» **Problem to solve**: Select every line holding the word "durée" and copy it.

Stored items
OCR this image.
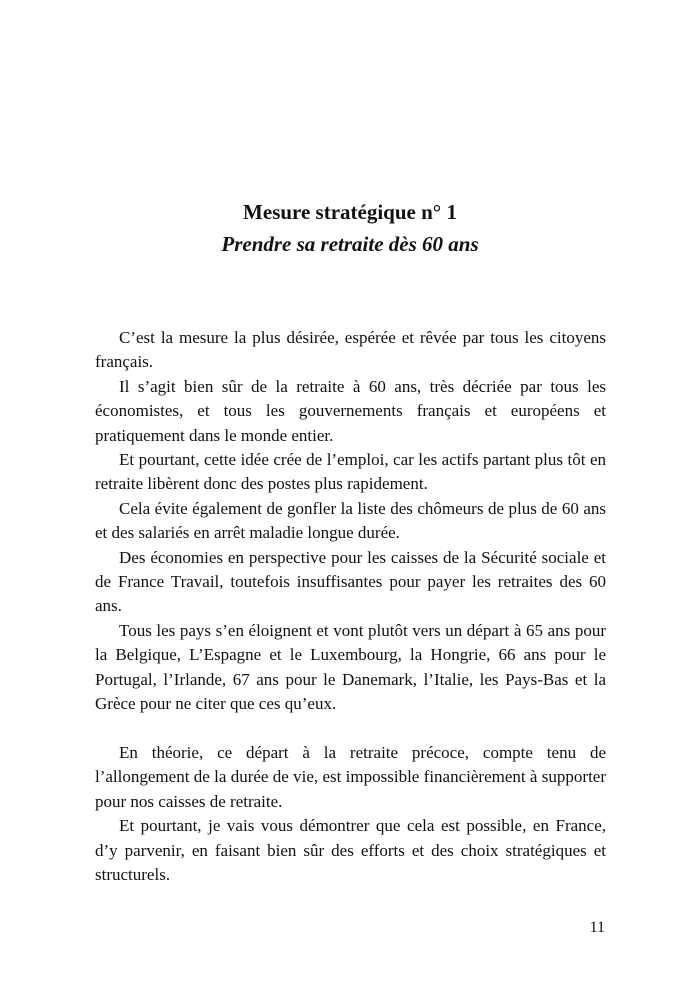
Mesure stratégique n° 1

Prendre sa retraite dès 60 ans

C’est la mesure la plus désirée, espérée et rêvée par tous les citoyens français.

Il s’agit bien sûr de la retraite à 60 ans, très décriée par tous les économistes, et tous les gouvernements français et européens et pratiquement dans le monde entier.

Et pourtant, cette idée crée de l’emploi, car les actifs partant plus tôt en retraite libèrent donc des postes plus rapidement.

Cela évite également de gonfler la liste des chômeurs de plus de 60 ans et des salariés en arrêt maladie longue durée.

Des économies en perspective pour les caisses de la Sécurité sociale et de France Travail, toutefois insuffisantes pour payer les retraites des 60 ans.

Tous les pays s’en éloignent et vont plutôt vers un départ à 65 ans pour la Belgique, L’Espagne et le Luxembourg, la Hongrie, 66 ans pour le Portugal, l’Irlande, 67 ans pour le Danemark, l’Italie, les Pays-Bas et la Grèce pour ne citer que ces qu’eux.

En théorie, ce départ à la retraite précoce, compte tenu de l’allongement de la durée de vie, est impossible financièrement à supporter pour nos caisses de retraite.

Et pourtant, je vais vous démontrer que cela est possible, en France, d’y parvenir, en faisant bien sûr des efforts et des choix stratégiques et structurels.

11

...

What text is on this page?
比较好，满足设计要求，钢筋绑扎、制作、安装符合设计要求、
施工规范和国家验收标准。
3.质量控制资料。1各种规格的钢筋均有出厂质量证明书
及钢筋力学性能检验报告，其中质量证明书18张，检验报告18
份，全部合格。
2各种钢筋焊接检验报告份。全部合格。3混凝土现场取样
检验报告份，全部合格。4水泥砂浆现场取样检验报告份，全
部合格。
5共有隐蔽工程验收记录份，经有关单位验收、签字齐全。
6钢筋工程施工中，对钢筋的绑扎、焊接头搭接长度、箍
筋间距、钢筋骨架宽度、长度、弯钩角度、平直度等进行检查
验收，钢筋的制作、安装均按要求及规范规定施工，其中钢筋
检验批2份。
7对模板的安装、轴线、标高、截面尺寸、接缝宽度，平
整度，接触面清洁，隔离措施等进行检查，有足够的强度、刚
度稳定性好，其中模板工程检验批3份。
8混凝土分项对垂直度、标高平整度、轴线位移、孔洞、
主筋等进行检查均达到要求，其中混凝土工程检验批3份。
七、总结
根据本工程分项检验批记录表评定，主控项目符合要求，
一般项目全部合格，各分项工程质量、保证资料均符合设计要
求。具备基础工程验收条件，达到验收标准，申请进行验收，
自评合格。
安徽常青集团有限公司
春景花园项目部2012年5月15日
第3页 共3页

» **Exercise result**:
Cela évite également de gonfler la liste des chômeurs de plus de 60 ans et des salariés en arrêt maladie longue durée.
En théorie, ce départ à la retraite précoce, compte tenu de l’allongement de la durée de vie, est impossible financièrement à supporter pour nos caisses de retraite.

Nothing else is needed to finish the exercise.